GOAL OF THE EXERCISE
Using the material that follows, identify and copy each line with the string "color".
-----
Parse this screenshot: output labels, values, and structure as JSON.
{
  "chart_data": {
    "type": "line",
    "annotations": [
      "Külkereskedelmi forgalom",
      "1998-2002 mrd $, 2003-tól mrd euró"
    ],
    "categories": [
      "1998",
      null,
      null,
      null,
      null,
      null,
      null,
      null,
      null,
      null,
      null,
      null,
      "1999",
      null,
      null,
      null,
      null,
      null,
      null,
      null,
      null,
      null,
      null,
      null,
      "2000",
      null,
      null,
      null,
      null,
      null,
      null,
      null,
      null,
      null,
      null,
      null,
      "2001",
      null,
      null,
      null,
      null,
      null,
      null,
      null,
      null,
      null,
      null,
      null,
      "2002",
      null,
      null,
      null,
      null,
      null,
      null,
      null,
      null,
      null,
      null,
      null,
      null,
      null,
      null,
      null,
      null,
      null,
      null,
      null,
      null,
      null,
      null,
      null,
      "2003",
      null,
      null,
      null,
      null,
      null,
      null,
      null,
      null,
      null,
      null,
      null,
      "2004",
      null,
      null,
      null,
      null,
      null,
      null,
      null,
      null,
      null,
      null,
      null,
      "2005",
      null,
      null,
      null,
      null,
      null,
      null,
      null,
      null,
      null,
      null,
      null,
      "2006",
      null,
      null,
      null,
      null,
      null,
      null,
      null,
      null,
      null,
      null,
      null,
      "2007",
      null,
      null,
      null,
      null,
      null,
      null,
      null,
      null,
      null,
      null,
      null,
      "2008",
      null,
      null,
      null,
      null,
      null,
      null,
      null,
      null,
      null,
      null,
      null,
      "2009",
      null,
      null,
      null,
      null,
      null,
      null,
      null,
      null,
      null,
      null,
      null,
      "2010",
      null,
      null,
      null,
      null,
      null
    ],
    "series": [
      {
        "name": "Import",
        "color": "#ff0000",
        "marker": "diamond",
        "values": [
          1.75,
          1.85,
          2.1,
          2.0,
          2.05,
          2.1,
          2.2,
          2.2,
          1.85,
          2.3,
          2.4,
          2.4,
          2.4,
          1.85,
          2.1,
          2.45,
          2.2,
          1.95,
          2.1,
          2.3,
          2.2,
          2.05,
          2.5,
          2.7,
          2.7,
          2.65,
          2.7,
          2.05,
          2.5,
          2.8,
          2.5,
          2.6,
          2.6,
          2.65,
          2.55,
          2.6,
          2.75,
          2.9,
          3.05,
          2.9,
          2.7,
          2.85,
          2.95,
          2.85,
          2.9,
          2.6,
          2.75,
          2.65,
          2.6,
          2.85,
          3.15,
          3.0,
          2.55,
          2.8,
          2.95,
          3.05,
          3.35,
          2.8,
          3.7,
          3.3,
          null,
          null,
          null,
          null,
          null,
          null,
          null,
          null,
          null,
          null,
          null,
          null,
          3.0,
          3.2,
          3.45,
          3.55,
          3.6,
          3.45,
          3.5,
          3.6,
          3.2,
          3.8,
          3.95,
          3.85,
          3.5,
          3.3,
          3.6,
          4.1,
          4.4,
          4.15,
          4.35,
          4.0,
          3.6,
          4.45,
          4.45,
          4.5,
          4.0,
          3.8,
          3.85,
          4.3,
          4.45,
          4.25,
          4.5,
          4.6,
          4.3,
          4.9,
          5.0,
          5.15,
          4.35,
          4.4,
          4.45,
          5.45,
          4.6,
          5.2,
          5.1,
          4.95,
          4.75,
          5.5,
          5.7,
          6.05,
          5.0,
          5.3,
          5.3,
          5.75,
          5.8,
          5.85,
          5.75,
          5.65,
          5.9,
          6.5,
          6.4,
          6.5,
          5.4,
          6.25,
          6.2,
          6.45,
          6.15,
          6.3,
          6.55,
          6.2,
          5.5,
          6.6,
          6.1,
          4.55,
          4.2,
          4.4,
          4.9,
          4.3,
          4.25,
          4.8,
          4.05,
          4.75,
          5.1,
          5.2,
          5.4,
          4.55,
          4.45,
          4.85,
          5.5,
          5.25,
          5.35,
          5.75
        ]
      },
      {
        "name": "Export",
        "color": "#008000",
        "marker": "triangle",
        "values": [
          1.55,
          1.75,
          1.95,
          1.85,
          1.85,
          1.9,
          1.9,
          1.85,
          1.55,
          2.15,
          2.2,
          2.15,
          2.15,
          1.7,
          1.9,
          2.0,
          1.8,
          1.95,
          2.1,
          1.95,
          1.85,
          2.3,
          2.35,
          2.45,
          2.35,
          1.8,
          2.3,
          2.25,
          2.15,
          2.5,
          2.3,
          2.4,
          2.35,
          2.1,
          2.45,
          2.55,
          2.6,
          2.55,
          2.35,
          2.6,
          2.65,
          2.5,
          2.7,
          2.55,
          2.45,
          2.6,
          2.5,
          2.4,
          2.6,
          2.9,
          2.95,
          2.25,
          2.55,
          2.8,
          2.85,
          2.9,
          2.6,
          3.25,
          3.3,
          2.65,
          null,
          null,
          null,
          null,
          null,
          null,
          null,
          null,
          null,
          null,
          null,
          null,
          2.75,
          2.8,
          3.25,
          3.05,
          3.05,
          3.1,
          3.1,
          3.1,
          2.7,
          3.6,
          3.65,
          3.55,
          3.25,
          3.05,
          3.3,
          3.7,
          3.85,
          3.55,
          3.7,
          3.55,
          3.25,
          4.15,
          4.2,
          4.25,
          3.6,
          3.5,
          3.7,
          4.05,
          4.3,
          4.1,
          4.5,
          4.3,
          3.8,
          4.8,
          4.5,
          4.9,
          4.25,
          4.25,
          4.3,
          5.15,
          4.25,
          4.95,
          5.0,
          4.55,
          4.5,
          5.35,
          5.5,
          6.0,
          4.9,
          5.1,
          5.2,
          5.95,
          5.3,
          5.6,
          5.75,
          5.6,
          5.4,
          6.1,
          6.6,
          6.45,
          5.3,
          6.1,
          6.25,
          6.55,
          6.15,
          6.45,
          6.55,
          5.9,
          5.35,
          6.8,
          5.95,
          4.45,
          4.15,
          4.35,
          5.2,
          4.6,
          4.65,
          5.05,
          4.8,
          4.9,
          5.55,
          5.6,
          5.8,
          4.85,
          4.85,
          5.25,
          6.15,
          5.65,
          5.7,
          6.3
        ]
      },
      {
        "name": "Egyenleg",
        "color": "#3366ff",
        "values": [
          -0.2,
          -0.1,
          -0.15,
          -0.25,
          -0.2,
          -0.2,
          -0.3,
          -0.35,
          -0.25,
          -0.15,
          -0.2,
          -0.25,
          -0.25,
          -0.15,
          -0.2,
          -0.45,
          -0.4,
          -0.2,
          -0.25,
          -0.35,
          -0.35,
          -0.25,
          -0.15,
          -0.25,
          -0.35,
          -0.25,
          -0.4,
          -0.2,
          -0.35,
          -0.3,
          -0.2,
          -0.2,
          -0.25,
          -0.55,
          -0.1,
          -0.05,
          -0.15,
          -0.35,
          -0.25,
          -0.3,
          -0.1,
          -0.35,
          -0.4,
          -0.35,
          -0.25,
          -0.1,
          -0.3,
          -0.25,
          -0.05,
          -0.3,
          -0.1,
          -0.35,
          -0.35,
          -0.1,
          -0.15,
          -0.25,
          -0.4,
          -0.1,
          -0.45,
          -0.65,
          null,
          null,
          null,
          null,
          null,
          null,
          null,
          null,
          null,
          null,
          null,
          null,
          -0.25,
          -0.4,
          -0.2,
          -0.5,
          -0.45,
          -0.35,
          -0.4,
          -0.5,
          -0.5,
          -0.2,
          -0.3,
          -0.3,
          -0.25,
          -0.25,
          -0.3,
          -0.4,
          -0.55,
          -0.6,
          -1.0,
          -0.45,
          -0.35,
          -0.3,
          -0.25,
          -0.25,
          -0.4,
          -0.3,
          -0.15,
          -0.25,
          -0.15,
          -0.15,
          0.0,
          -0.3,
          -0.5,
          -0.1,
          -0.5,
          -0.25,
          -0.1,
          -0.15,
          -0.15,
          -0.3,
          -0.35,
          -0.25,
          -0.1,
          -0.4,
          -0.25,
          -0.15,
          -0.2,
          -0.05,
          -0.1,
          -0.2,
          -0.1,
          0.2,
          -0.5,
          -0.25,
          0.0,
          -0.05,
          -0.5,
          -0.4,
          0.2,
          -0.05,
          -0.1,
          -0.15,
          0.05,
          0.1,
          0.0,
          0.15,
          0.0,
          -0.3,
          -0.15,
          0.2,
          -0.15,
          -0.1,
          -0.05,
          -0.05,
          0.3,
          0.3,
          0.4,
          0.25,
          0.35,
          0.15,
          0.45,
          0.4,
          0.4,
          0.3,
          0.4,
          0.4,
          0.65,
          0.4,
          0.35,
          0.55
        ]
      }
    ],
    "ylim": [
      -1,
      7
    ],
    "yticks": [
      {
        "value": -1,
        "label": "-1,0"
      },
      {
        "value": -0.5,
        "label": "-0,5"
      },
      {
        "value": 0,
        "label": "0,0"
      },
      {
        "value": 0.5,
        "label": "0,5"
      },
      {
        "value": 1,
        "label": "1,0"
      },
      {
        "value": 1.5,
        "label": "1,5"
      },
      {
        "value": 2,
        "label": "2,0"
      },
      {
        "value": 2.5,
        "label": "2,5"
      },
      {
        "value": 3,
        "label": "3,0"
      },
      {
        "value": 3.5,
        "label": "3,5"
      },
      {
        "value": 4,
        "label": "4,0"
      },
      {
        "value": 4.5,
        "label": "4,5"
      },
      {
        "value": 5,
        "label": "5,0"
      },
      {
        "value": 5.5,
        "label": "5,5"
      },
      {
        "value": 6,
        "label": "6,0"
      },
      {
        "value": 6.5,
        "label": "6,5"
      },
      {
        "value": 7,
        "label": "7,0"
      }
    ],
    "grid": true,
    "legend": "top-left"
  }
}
-----
SOLUTION BELOW
        "color": "#ff0000",
        "color": "#008000",
        "color": "#3366ff",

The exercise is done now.